Retype the records below exactly as they appear, but leave out any pictures.

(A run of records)
>> begin

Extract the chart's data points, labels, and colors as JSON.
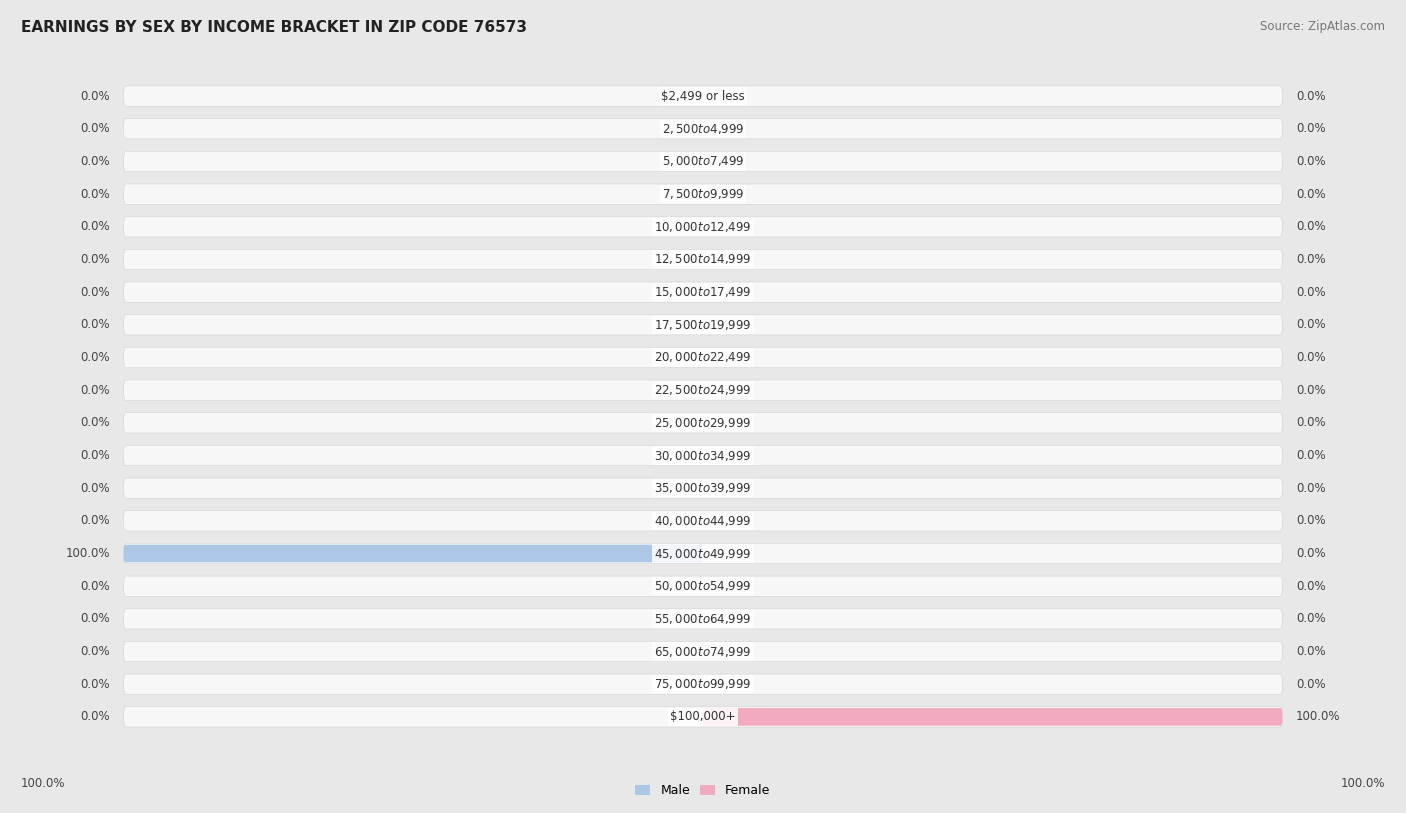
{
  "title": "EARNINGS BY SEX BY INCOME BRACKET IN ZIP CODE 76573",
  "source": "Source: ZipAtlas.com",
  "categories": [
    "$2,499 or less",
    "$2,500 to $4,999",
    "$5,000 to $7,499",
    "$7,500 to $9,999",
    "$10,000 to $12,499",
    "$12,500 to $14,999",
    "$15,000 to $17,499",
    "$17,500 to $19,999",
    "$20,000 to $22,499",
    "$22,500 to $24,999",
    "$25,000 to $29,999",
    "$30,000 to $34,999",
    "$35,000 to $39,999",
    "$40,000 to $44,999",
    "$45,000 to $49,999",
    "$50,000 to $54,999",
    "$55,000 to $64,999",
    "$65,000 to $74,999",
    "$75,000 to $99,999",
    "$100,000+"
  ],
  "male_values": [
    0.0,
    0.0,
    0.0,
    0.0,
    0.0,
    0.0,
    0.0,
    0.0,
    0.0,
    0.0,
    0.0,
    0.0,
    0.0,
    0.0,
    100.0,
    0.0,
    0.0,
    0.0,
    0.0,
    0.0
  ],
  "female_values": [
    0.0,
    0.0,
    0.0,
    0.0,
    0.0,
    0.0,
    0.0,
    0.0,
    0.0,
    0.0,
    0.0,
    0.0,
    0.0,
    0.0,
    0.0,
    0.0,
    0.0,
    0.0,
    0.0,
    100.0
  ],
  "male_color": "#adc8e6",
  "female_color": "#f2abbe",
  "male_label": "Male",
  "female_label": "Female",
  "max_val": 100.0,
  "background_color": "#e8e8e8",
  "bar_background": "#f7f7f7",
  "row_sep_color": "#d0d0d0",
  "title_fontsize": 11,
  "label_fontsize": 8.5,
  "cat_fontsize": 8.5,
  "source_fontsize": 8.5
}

>> end

__Exercise output__:
Extract the chart's data points, labels, and colors as JSON.
{
  "title": "EARNINGS BY SEX BY INCOME BRACKET IN ZIP CODE 76573",
  "source": "Source: ZipAtlas.com",
  "categories": [
    "$2,499 or less",
    "$2,500 to $4,999",
    "$5,000 to $7,499",
    "$7,500 to $9,999",
    "$10,000 to $12,499",
    "$12,500 to $14,999",
    "$15,000 to $17,499",
    "$17,500 to $19,999",
    "$20,000 to $22,499",
    "$22,500 to $24,999",
    "$25,000 to $29,999",
    "$30,000 to $34,999",
    "$35,000 to $39,999",
    "$40,000 to $44,999",
    "$45,000 to $49,999",
    "$50,000 to $54,999",
    "$55,000 to $64,999",
    "$65,000 to $74,999",
    "$75,000 to $99,999",
    "$100,000+"
  ],
  "male_values": [
    0.0,
    0.0,
    0.0,
    0.0,
    0.0,
    0.0,
    0.0,
    0.0,
    0.0,
    0.0,
    0.0,
    0.0,
    0.0,
    0.0,
    100.0,
    0.0,
    0.0,
    0.0,
    0.0,
    0.0
  ],
  "female_values": [
    0.0,
    0.0,
    0.0,
    0.0,
    0.0,
    0.0,
    0.0,
    0.0,
    0.0,
    0.0,
    0.0,
    0.0,
    0.0,
    0.0,
    0.0,
    0.0,
    0.0,
    0.0,
    0.0,
    100.0
  ],
  "male_color": "#adc8e6",
  "female_color": "#f2abbe",
  "male_label": "Male",
  "female_label": "Female",
  "max_val": 100.0,
  "background_color": "#e8e8e8",
  "bar_background": "#f7f7f7",
  "row_sep_color": "#d0d0d0",
  "title_fontsize": 11,
  "label_fontsize": 8.5,
  "cat_fontsize": 8.5,
  "source_fontsize": 8.5
}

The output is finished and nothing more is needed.